- GIVEN INSTRUCTION -
Identify the lines that contain the word "next", then copy them.

──────

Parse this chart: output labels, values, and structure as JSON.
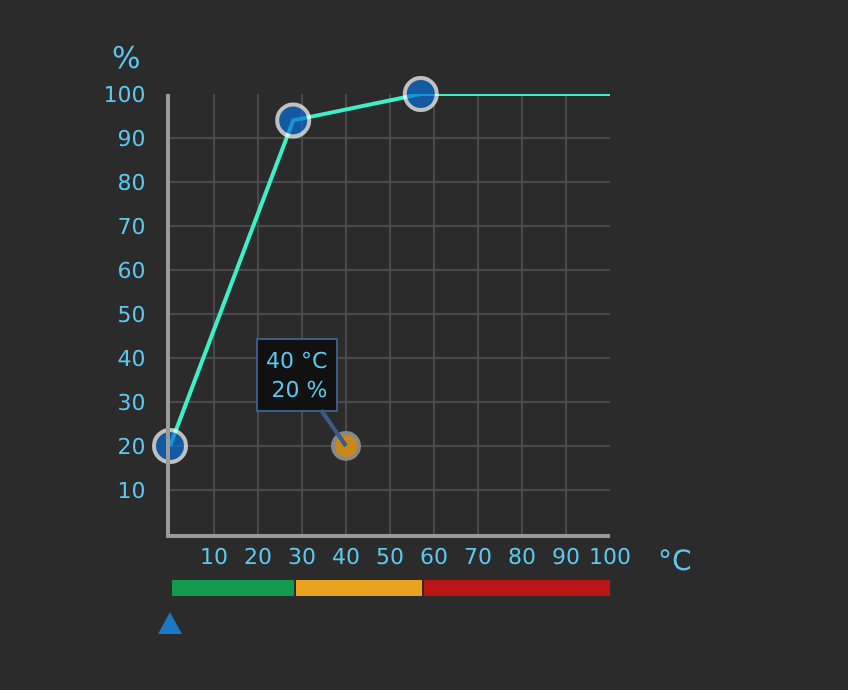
{
  "chart_data": {
    "type": "line",
    "ylabel": "%",
    "xlabel": "°C",
    "series": [
      {
        "color": "#3ef0c8",
        "x": [
          0,
          28,
          57,
          100
        ],
        "values": [
          20,
          94,
          100,
          100
        ]
      },
      {
        "type": "scatter",
        "color": "#c8891a",
        "x": [
          40
        ],
        "values": [
          20
        ]
      }
    ],
    "annotations": [
      {
        "text": "40 °C\n20 %",
        "x": 40,
        "y": 20
      }
    ],
    "xlim": [
      0,
      100
    ],
    "xticks": [
      10,
      20,
      30,
      40,
      50,
      60,
      70,
      80,
      90,
      100
    ],
    "ylim": [
      0,
      100
    ],
    "yticks": [
      10,
      20,
      30,
      40,
      50,
      60,
      70,
      80,
      90,
      100
    ],
    "grid": true,
    "marker": "circle",
    "line_style": "solid"
  }
}
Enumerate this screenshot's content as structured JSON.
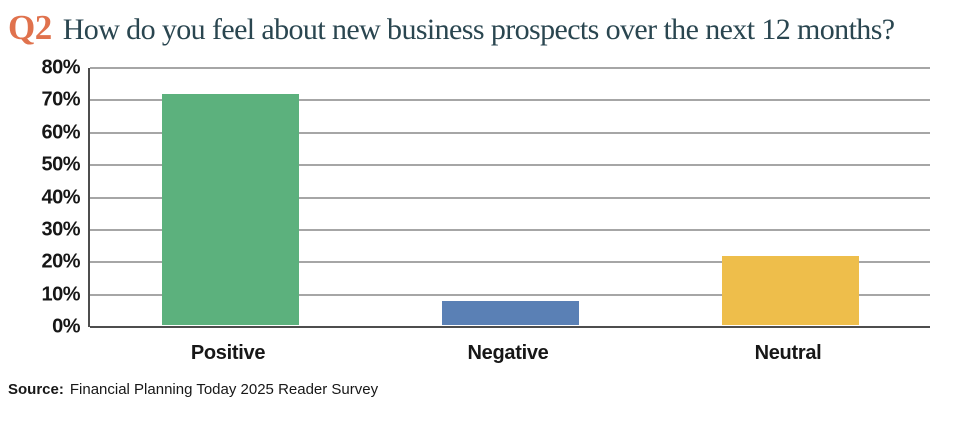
{
  "title": {
    "tag": "Q2",
    "text": "How do you feel about new business prospects over the next 12 months?"
  },
  "chart_data": {
    "type": "bar",
    "title": "Q2 How do you feel about new business prospects over the next 12 months?",
    "categories": [
      "Positive",
      "Negative",
      "Neutral"
    ],
    "values": [
      72,
      8,
      22
    ],
    "xlabel": "",
    "ylabel": "",
    "ylim": [
      0,
      80
    ],
    "ytick_step": 10,
    "ytick_suffix": "%",
    "grid": true,
    "legend": false,
    "bar_colors": [
      "#5cb17d",
      "#5a80b5",
      "#eebe4b"
    ]
  },
  "source": {
    "label": "Source:",
    "text": "Financial Planning Today 2025 Reader Survey"
  },
  "colors": {
    "accent_orange": "#e0724d",
    "title_slate": "#2a4650",
    "gridline": "#a6a6a6",
    "axis": "#4d4d4d",
    "bar_positive": "#5cb17d",
    "bar_negative": "#5a80b5",
    "bar_neutral": "#eebe4b"
  }
}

──────

- ANSWER TO THE TASK -
    "text": "How do you feel about new business prospects over the next 12 months?"
    "title": "Q2 How do you feel about new business prospects over the next 12 months?",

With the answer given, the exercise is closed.